▶ **Text excerpt**
____

BlackRock might not be 'woke' anymore after the asset manager put an oil CEO on its board
- BlackRock named Aramco CEO Amin Nasser to its board Monday.
- Nasser leads the world's largest oil producer, which is mainly owned by the Saudi Arabian state.
BlackRock has drawn the ire of conservatives ever since the world's largest asset manager came out in favor of investing with environmental, social, and governance (ESG) factors in mind — a style dismissed by its right-wing critics as "woke."
Its decision to name Aramco CEO Amin Nasser to its board Monday provides further ammunition for those critics, signaling that the firm might not be as socially conscious as it says it is.
"Amin Nasser might be a delightful person. But it's symbolically and substantively representing Aramco. That is the wrong player here, unless [BlackRock CEO] Larry Fink really wants to blur their image on the ESG front," Jeffrey Sonnenfeld, the Yale professor and management expert, said on CNBC Tuesday.
Nasser leads the world's largest oil producer, which is mainly owned by the state of Saudi Arabia — the Gulf kingdom that commits flagrant human rights abuses and, according to an intelligence report from the Biden administration, approved the murder of Washington Post journalist Jamal Khashoggi in 2018.
He'll now provide "a unique perspective" for a firm that's made promoting environmental sustainability one of its core business priorities, BlackRock said in a press release.
Fink first brought mainstream attention to his and BlackRock's ESG embrace in 2020, saying in his annual open letter that "climate risk is investment risk."
It's fair to wonder whether he still stands by that statement now Aramco's CEO is on the board of the company that manages assets worth more than $8 trillion.
BlackRock has vigorously defended its ESG practices as both in-line with its fiduciary duty to put its clients' interests first, and a necessary part of properly managing investment risk.

____

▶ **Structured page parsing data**
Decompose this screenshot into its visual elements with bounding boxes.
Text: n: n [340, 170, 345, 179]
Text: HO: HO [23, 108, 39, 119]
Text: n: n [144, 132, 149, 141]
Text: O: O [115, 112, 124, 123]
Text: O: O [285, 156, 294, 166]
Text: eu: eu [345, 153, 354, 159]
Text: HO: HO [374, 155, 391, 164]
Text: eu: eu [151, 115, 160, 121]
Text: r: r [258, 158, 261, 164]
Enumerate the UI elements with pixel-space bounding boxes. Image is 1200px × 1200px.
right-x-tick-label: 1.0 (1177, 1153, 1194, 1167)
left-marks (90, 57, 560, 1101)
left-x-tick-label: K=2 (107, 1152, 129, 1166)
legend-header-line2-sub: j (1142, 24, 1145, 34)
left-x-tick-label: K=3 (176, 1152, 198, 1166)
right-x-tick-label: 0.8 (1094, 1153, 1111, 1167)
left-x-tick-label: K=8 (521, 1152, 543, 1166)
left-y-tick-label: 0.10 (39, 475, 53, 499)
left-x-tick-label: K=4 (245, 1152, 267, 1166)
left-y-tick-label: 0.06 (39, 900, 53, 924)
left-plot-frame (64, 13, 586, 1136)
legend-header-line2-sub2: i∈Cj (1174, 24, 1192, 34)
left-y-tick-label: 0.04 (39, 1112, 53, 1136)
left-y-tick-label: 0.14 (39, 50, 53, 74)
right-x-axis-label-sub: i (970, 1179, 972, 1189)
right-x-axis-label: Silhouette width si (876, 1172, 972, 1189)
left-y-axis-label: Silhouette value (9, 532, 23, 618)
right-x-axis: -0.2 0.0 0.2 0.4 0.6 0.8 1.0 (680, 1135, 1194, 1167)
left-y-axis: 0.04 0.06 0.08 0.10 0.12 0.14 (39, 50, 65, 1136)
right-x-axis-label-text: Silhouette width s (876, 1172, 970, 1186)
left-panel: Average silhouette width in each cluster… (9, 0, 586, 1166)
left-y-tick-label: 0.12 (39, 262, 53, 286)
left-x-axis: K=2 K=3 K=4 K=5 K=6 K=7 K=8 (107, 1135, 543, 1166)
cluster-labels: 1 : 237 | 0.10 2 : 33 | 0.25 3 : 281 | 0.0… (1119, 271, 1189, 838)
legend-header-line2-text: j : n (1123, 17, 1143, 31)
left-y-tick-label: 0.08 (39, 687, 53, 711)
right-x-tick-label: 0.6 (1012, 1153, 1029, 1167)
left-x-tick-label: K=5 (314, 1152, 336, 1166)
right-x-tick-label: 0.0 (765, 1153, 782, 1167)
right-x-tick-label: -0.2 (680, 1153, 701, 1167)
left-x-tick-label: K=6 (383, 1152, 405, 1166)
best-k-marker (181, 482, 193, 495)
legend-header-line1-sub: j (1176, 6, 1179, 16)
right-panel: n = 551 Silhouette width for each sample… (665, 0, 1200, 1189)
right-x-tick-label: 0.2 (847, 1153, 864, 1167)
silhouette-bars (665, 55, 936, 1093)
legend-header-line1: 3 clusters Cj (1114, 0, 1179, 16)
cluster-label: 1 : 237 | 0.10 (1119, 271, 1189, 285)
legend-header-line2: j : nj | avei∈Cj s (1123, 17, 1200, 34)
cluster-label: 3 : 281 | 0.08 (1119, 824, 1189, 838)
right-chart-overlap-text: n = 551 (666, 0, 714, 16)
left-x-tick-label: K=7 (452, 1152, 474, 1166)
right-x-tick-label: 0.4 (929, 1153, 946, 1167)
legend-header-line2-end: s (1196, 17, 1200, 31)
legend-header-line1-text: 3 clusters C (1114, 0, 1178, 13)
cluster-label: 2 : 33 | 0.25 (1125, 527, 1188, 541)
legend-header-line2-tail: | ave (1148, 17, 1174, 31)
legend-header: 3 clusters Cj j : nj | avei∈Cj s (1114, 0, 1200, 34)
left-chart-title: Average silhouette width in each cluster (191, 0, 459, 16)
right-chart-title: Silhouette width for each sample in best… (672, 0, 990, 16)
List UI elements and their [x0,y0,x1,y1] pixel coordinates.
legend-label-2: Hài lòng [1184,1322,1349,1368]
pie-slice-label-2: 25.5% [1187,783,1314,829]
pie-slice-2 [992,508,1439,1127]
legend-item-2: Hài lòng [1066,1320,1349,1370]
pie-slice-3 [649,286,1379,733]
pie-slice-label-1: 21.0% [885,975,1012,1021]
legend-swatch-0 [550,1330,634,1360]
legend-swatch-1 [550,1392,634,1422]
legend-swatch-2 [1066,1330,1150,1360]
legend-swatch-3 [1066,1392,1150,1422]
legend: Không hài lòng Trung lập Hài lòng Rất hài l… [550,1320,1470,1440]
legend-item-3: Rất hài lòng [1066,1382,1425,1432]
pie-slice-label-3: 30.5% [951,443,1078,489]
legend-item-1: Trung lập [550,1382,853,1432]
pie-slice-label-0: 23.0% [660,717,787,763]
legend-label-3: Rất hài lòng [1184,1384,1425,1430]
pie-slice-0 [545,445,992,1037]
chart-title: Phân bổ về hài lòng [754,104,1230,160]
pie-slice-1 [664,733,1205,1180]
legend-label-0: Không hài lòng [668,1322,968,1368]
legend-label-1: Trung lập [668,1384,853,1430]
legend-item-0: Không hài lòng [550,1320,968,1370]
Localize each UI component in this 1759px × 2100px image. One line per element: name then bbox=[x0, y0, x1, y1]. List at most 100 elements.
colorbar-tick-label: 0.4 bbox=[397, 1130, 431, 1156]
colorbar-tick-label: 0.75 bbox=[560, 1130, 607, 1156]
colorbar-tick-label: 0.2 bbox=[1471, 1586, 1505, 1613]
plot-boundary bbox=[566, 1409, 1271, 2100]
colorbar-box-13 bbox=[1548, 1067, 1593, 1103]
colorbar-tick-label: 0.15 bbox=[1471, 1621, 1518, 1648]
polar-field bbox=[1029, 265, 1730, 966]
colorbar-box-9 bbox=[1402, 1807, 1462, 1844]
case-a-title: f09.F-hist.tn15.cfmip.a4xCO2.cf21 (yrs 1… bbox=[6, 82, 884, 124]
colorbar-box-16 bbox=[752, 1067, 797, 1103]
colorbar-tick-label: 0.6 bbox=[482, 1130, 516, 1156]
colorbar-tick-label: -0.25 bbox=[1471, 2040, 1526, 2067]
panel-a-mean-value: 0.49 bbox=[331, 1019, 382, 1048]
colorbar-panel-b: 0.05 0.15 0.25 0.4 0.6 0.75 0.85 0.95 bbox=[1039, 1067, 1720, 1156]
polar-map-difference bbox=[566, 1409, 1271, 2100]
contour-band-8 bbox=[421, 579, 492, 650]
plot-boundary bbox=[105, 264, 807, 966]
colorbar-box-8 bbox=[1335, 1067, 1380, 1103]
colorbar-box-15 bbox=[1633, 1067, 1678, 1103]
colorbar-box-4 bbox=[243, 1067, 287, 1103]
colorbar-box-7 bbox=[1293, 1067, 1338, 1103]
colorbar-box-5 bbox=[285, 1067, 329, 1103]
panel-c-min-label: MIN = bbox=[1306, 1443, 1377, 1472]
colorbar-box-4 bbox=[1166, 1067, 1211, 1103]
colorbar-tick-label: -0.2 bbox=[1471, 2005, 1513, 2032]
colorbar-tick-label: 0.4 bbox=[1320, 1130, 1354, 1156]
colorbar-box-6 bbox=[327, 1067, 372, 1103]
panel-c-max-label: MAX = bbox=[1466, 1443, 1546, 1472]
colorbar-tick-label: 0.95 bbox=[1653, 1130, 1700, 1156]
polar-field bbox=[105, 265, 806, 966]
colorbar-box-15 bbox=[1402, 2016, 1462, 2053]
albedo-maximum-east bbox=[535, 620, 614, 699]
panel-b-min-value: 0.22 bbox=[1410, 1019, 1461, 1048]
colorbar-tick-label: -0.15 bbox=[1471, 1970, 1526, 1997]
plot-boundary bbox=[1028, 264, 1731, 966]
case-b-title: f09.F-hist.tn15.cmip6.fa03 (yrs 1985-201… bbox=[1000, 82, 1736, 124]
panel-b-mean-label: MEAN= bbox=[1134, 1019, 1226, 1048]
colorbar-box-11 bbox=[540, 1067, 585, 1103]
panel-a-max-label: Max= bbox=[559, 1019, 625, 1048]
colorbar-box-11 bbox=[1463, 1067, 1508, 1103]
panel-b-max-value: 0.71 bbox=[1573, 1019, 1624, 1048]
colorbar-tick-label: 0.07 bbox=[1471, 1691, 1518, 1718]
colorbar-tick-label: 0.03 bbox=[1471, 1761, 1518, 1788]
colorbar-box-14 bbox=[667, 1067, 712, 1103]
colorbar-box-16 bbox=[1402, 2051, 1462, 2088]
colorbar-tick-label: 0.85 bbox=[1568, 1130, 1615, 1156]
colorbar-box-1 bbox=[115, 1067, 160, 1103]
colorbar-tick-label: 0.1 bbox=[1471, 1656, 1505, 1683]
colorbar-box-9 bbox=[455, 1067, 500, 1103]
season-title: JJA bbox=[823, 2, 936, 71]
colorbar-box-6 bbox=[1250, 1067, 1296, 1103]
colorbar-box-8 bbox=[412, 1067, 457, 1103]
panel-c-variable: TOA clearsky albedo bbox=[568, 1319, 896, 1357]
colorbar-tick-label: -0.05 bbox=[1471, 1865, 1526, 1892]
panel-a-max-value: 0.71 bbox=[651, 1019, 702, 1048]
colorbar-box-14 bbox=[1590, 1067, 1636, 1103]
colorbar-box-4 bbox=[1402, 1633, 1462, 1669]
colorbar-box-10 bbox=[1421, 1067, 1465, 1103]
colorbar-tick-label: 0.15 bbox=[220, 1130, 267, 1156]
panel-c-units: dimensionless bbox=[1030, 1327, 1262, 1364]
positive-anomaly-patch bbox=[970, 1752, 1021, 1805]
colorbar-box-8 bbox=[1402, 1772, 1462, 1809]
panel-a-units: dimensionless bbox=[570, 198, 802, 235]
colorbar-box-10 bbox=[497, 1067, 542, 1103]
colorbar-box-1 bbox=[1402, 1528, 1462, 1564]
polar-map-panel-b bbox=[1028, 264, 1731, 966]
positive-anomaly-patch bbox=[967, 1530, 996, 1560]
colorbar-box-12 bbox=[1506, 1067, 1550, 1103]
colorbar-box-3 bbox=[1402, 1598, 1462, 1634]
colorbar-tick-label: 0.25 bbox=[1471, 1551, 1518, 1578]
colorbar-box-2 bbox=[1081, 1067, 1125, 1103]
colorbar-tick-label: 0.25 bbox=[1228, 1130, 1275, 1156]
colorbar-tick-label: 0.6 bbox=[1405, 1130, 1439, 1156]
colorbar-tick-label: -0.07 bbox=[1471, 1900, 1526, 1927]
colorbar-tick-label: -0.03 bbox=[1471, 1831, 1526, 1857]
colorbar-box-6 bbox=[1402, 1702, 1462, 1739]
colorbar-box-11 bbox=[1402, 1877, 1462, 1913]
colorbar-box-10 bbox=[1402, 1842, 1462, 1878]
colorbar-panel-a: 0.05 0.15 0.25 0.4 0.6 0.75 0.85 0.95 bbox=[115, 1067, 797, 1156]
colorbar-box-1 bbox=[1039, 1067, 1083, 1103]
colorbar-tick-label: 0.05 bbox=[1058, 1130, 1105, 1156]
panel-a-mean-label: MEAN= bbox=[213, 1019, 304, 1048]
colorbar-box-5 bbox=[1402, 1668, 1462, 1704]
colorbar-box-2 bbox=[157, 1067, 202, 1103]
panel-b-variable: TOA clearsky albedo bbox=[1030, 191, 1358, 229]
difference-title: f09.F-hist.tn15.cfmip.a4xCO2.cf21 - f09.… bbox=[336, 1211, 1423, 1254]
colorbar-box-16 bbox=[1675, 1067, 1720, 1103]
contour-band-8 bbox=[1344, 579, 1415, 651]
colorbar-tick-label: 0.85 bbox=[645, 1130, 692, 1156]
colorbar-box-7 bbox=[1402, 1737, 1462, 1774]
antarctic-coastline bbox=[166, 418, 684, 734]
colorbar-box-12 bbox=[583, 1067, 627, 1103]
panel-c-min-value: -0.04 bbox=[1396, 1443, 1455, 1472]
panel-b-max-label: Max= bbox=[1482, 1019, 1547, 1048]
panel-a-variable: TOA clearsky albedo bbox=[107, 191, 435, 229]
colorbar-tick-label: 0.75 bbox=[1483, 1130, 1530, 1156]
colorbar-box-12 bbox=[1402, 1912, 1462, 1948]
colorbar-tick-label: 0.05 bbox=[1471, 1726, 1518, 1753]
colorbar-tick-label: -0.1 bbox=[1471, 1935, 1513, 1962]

____

▶ **Assignment 1**
Rewrite the paragraph of the BlackRock article beginning "BlackRock has drawn the ire of conservatives" in one shorter sentence, keeping its main facts.
▶ **Assignment 2**
Say whether each statement agrees with the BlackRock article, answering yes or no and quoting the words that decide it: (a) BlackRock named Amin Nasser to its board on Tuesday. (b) Fink's 2020 annual open letter stated that climate risk is investment risk. (c) BlackRock manages assets worth more than $8 trillion.
▶ **Assignment 3**
Write out everything in the BlackRock article from "BlackRock might not" down to "its board Monday.".
The records are separate material and have no connection to the BlackRock article.

▶ **Response 1**
BlackRock, the world's largest asset manager, has angered conservatives since backing investment that weighs environmental, social, and governance (ESG) factors, an approach its right-wing critics dismiss as "woke."

▶ **Response 2**
(a) No: "Its decision to name Aramco CEO Amin Nasser to its board Monday"
(b) Yes: "saying in his annual open letter that "climate risk is investment risk.""
(c) Yes: "manages assets worth more than $8 trillion"

▶ **Response 3**
BlackRock might not be 'woke' anymore after the asset manager put an oil CEO on its board
- BlackRock named Aramco CEO Amin Nasser to its board Monday.